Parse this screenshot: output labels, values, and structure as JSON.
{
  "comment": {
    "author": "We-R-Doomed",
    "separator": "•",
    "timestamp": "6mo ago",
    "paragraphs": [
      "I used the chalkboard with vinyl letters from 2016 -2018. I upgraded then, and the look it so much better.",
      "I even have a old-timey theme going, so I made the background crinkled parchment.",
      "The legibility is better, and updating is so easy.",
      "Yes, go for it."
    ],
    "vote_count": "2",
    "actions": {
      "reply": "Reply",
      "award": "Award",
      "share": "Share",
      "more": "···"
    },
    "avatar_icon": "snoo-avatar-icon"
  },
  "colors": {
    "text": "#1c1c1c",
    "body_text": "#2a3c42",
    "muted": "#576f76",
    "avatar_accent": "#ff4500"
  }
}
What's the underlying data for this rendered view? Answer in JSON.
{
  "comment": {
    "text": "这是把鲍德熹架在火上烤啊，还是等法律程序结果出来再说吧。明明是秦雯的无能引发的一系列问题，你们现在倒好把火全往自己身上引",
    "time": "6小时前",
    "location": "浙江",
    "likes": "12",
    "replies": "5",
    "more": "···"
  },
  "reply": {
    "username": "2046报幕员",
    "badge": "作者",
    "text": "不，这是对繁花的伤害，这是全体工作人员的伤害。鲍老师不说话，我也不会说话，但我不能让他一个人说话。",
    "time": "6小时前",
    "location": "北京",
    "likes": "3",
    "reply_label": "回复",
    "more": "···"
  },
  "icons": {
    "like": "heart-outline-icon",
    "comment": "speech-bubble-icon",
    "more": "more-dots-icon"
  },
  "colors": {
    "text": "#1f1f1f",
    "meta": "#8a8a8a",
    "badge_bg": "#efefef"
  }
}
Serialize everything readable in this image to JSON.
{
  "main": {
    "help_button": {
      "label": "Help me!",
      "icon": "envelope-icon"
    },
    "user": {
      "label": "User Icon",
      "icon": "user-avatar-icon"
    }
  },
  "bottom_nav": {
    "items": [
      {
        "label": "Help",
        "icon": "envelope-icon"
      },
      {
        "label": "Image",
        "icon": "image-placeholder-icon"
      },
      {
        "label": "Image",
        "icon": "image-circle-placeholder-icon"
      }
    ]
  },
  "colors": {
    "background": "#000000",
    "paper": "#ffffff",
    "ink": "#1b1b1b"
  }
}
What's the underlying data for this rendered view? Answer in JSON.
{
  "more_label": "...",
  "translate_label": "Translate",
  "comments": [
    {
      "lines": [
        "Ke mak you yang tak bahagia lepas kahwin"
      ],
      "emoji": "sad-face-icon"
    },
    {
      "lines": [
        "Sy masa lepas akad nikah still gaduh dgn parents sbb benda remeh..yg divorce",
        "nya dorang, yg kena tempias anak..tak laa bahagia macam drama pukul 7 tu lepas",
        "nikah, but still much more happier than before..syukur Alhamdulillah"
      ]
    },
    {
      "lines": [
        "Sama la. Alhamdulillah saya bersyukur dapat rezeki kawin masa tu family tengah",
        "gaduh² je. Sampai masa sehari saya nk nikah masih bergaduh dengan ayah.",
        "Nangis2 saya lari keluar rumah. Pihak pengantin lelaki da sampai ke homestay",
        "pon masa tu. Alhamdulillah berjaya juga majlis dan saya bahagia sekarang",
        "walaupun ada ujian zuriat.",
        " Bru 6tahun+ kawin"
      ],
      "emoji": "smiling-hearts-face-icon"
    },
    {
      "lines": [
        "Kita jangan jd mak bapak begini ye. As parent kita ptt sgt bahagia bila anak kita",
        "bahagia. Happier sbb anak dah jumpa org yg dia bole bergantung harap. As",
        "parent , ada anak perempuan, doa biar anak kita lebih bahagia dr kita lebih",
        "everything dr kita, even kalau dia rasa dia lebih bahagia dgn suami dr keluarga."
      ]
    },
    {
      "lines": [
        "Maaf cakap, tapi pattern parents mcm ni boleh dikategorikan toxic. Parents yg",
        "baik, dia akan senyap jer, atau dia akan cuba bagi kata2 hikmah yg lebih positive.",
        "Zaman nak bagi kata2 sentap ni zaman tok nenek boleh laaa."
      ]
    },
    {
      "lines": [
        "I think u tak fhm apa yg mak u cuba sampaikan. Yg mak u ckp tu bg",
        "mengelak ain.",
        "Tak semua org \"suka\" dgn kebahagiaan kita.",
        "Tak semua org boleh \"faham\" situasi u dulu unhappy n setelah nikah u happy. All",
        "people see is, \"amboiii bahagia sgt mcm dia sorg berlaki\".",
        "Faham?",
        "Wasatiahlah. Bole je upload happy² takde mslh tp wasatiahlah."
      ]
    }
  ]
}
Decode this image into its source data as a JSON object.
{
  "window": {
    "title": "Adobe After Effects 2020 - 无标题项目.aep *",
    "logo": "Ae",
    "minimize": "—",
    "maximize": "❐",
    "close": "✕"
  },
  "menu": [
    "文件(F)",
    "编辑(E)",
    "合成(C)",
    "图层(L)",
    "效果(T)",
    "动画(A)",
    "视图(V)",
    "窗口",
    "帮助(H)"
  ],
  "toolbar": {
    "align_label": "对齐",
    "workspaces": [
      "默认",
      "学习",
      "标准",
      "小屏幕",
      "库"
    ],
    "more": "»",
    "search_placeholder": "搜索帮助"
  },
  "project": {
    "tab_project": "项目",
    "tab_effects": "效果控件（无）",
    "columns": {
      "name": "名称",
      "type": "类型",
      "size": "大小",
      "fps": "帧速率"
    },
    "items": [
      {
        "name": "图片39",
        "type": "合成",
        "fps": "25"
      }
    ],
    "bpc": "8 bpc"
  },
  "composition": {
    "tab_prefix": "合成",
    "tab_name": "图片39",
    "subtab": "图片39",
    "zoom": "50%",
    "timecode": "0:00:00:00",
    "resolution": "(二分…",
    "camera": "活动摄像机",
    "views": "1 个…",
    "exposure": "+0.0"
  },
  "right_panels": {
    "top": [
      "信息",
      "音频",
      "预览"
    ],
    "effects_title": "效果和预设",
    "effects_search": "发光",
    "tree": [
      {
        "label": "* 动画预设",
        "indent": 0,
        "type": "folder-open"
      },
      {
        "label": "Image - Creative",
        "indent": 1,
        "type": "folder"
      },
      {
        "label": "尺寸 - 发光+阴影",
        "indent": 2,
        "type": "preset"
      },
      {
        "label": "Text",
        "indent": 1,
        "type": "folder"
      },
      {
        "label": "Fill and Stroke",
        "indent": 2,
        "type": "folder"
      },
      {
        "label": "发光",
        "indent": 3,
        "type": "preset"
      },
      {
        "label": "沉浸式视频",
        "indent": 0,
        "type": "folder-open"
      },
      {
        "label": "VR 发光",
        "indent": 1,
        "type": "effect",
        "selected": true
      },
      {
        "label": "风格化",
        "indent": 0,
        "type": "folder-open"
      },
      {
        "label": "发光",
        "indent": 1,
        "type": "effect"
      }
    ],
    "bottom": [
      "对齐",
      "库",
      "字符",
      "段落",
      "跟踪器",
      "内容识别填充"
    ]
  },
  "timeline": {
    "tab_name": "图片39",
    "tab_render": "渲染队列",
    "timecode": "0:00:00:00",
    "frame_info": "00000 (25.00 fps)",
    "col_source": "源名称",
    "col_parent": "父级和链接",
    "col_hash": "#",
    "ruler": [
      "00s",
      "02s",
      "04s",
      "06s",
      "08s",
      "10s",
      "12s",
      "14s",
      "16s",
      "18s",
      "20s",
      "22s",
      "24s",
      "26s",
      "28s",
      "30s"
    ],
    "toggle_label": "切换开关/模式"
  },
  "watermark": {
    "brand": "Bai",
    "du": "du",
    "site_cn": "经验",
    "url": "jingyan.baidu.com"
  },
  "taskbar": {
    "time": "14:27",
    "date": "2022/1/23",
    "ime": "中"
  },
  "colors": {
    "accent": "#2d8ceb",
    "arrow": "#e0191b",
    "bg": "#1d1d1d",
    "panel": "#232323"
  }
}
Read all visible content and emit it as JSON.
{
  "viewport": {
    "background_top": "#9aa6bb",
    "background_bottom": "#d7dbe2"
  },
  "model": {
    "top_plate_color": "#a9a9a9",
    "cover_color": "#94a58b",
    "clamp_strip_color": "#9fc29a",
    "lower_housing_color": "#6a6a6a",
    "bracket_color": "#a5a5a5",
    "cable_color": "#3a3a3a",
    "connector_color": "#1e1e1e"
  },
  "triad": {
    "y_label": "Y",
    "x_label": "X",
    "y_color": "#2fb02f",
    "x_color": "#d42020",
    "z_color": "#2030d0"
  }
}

######

[Exercise directions] Write out exactly the lines of the entries above that run from the line containing "Read all visible content and emit it as JSON." through the last line, including both.

[Answer for the task]
Read all visible content and emit it as JSON.
{
  "viewport": {
    "background_top": "#9aa6bb",
    "background_bottom": "#d7dbe2"
  },
  "model": {
    "top_plate_color": "#a9a9a9",
    "cover_color": "#94a58b",
    "clamp_strip_color": "#9fc29a",
    "lower_housing_color": "#6a6a6a",
    "bracket_color": "#a5a5a5",
    "cable_color": "#3a3a3a",
    "connector_color": "#1e1e1e"
  },
  "triad": {
    "y_label": "Y",
    "x_label": "X",
    "y_color": "#2fb02f",
    "x_color": "#d42020",
    "z_color": "#2030d0"
  }
}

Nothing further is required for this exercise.